Items from a dataset:
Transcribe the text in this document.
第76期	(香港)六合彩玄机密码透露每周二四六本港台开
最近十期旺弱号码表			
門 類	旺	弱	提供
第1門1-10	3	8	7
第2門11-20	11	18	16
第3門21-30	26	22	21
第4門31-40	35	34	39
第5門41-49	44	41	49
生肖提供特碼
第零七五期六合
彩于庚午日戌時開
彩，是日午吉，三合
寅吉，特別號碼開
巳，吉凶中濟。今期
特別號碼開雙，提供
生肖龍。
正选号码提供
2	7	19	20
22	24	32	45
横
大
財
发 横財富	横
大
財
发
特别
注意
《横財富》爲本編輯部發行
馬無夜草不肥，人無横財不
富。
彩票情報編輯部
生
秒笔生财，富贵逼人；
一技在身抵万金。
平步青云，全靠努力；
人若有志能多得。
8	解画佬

### Your task
Above are the records; retype them all without a single difference.

### Response to this exercise
Transcribe the text in this document.
第76期	(香港)六合彩玄机密码透露每周二四六本港台开
最近十期旺弱号码表			
門 類	旺	弱	提供
第1門1-10	3	8	7
第2門11-20	11	18	16
第3門21-30	26	22	21
第4門31-40	35	34	39
第5門41-49	44	41	49
生肖提供特碼
第零七五期六合
彩于庚午日戌時開
彩，是日午吉，三合
寅吉，特別號碼開
巳，吉凶中濟。今期
特別號碼開雙，提供
生肖龍。
正选号码提供
2	7	19	20
22	24	32	45
横
大
財
发 横財富	横
大
財
发
特别
注意
《横財富》爲本編輯部發行
馬無夜草不肥，人無横財不
富。
彩票情報編輯部
生
秒笔生财，富贵逼人；
一技在身抵万金。
平步青云，全靠努力；
人若有志能多得。
8	解画佬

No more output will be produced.